start

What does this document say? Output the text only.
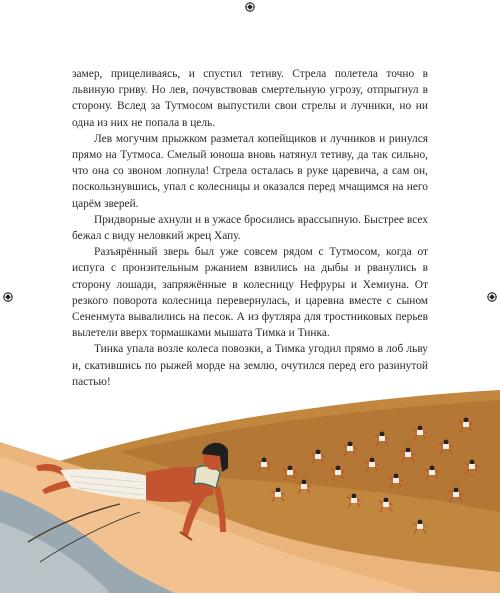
замер, прицеливаясь, и спустил тетиву. Стрела полетела точно в львиную гриву. Но лев, почувствовав смертельную угрозу, отпрыгнул в сторону. Вслед за Тутмосом выпустили свои стрелы и лучники, но ни одна из них не попала в цель.

Лев могучим прыжком разметал копейщиков и лучников и ринулся прямо на Тутмоса. Смелый юноша вновь натянул тетиву, да так сильно, что она со звоном лопнула! Стрела осталась в руке царевича, а сам он, поскользнувшись, упал с колесницы и оказался перед мчащимся на него царём зверей.

Придворные ахнули и в ужасе бросились врассыпную. Быстрее всех бежал с виду неловкий жрец Хапу.

Разъярённый зверь был уже совсем рядом с Тутмосом, когда от испуга с пронзительным ржанием взвились на дыбы и рванулись в сторону лошади, запряжённые в колесницу Нефруры и Хемиуна. От резкого поворота колесница перевернулась, и царевна вместе с сыном Сененмута вывалились на песок. А из футляра для тростниковых перьев вылетели вверх тормашками мышата Тимка и Тинка.

Тинка упала возле колеса повозки, а Тимка угодил прямо в лоб льву и, скатившись по рыжей морде на землю, очутился перед его разинутой пастью!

end

Retype all the records shown above, character for character. Omit every picture.

What does this document say? Output the text only.
замер, прицеливаясь, и спустил тетиву. Стрела полетела точно в львиную гриву. Но лев, почувствовав смертельную угрозу, отпрыгнул в сторону. Вслед за Тутмосом выпустили свои стрелы и лучники, но ни одна из них не попала в цель.

Лев могучим прыжком разметал копейщиков и лучников и ринулся прямо на Тутмоса. Смелый юноша вновь натянул тетиву, да так сильно, что она со звоном лопнула! Стрела осталась в руке царевича, а сам он, поскользнувшись, упал с колесницы и оказался перед мчащимся на него царём зверей.

Придворные ахнули и в ужасе бросились врассыпную. Быстрее всех бежал с виду неловкий жрец Хапу.

Разъярённый зверь был уже совсем рядом с Тутмосом, когда от испуга с пронзительным ржанием взвились на дыбы и рванулись в сторону лошади, запряжённые в колесницу Нефруры и Хемиуна. От резкого поворота колесница перевернулась, и царевна вместе с сыном Сененмута вывалились на песок. А из футляра для тростниковых перьев вылетели вверх тормашками мышата Тимка и Тинка.

Тинка упала возле колеса повозки, а Тимка угодил прямо в лоб льву и, скатившись по рыжей морде на землю, очутился перед его разинутой пастью!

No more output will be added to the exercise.